## BRIEF
Without omitting anything, retype the data that follows.

Raw records:
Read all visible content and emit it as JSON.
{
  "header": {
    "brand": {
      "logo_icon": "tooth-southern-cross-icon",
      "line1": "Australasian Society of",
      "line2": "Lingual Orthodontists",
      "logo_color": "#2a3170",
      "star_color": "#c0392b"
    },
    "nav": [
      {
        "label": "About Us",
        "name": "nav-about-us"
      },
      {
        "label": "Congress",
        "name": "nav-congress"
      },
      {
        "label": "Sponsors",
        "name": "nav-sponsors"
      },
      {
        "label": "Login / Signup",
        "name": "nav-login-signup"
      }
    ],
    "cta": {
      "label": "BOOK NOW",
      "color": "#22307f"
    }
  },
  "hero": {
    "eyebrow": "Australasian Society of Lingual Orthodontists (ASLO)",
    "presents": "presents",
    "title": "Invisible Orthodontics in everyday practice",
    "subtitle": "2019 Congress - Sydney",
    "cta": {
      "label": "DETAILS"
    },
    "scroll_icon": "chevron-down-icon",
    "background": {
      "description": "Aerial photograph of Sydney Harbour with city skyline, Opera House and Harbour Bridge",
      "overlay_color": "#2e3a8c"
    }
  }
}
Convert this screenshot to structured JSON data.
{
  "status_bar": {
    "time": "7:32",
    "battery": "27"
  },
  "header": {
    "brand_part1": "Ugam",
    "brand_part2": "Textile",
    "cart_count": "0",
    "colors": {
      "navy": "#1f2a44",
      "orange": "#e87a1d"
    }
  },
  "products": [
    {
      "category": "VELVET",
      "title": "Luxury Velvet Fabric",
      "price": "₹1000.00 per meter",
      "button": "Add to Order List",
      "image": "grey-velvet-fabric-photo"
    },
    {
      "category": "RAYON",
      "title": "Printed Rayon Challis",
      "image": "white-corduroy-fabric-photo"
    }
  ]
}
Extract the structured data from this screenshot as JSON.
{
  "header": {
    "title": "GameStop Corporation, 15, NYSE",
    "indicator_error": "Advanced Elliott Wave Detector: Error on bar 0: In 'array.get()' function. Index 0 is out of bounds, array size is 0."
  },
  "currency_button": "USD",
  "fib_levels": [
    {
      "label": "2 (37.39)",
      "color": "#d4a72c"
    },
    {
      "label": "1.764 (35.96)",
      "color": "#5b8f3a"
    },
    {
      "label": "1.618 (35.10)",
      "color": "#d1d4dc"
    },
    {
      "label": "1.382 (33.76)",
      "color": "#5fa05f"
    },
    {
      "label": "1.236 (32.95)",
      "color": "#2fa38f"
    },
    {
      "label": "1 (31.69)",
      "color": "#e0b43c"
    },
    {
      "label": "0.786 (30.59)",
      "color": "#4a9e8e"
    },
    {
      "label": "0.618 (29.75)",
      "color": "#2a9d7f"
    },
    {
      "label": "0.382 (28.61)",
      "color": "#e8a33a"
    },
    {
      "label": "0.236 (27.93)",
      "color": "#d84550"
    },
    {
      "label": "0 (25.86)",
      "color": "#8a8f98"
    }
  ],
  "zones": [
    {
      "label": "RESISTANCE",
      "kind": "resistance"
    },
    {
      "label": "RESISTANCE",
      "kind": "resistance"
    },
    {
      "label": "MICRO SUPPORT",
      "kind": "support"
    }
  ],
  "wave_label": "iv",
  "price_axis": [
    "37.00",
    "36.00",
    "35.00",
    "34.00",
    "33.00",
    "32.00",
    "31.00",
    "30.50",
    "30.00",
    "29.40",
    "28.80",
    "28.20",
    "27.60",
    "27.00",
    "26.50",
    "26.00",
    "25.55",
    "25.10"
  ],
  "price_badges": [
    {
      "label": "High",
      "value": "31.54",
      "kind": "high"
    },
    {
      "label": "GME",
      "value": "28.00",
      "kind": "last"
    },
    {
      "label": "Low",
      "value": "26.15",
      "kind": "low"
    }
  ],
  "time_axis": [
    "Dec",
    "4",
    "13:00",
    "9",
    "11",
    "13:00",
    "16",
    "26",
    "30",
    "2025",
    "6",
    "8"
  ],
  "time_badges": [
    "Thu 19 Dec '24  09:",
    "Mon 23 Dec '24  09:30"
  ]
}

## EXPECTED ANSWER
Read all visible content and emit it as JSON.
{
  "header": {
    "brand": {
      "logo_icon": "tooth-southern-cross-icon",
      "line1": "Australasian Society of",
      "line2": "Lingual Orthodontists",
      "logo_color": "#2a3170",
      "star_color": "#c0392b"
    },
    "nav": [
      {
        "label": "About Us",
        "name": "nav-about-us"
      },
      {
        "label": "Congress",
        "name": "nav-congress"
      },
      {
        "label": "Sponsors",
        "name": "nav-sponsors"
      },
      {
        "label": "Login / Signup",
        "name": "nav-login-signup"
      }
    ],
    "cta": {
      "label": "BOOK NOW",
      "color": "#22307f"
    }
  },
  "hero": {
    "eyebrow": "Australasian Society of Lingual Orthodontists (ASLO)",
    "presents": "presents",
    "title": "Invisible Orthodontics in everyday practice",
    "subtitle": "2019 Congress - Sydney",
    "cta": {
      "label": "DETAILS"
    },
    "scroll_icon": "chevron-down-icon",
    "background": {
      "description": "Aerial photograph of Sydney Harbour with city skyline, Opera House and Harbour Bridge",
      "overlay_color": "#2e3a8c"
    }
  }
}
Convert this screenshot to structured JSON data.
{
  "status_bar": {
    "time": "7:32",
    "battery": "27"
  },
  "header": {
    "brand_part1": "Ugam",
    "brand_part2": "Textile",
    "cart_count": "0",
    "colors": {
      "navy": "#1f2a44",
      "orange": "#e87a1d"
    }
  },
  "products": [
    {
      "category": "VELVET",
      "title": "Luxury Velvet Fabric",
      "price": "₹1000.00 per meter",
      "button": "Add to Order List",
      "image": "grey-velvet-fabric-photo"
    },
    {
      "category": "RAYON",
      "title": "Printed Rayon Challis",
      "image": "white-corduroy-fabric-photo"
    }
  ]
}
Extract the structured data from this screenshot as JSON.
{
  "header": {
    "title": "GameStop Corporation, 15, NYSE",
    "indicator_error": "Advanced Elliott Wave Detector: Error on bar 0: In 'array.get()' function. Index 0 is out of bounds, array size is 0."
  },
  "currency_button": "USD",
  "fib_levels": [
    {
      "label": "2 (37.39)",
      "color": "#d4a72c"
    },
    {
      "label": "1.764 (35.96)",
      "color": "#5b8f3a"
    },
    {
      "label": "1.618 (35.10)",
      "color": "#d1d4dc"
    },
    {
      "label": "1.382 (33.76)",
      "color": "#5fa05f"
    },
    {
      "label": "1.236 (32.95)",
      "color": "#2fa38f"
    },
    {
      "label": "1 (31.69)",
      "color": "#e0b43c"
    },
    {
      "label": "0.786 (30.59)",
      "color": "#4a9e8e"
    },
    {
      "label": "0.618 (29.75)",
      "color": "#2a9d7f"
    },
    {
      "label": "0.382 (28.61)",
      "color": "#e8a33a"
    },
    {
      "label": "0.236 (27.93)",
      "color": "#d84550"
    },
    {
      "label": "0 (25.86)",
      "color": "#8a8f98"
    }
  ],
  "zones": [
    {
      "label": "RESISTANCE",
      "kind": "resistance"
    },
    {
      "label": "RESISTANCE",
      "kind": "resistance"
    },
    {
      "label": "MICRO SUPPORT",
      "kind": "support"
    }
  ],
  "wave_label": "iv",
  "price_axis": [
    "37.00",
    "36.00",
    "35.00",
    "34.00",
    "33.00",
    "32.00",
    "31.00",
    "30.50",
    "30.00",
    "29.40",
    "28.80",
    "28.20",
    "27.60",
    "27.00",
    "26.50",
    "26.00",
    "25.55",
    "25.10"
  ],
  "price_badges": [
    {
      "label": "High",
      "value": "31.54",
      "kind": "high"
    },
    {
      "label": "GME",
      "value": "28.00",
      "kind": "last"
    },
    {
      "label": "Low",
      "value": "26.15",
      "kind": "low"
    }
  ],
  "time_axis": [
    "Dec",
    "4",
    "13:00",
    "9",
    "11",
    "13:00",
    "16",
    "26",
    "30",
    "2025",
    "6",
    "8"
  ],
  "time_badges": [
    "Thu 19 Dec '24  09:",
    "Mon 23 Dec '24  09:30"
  ]
}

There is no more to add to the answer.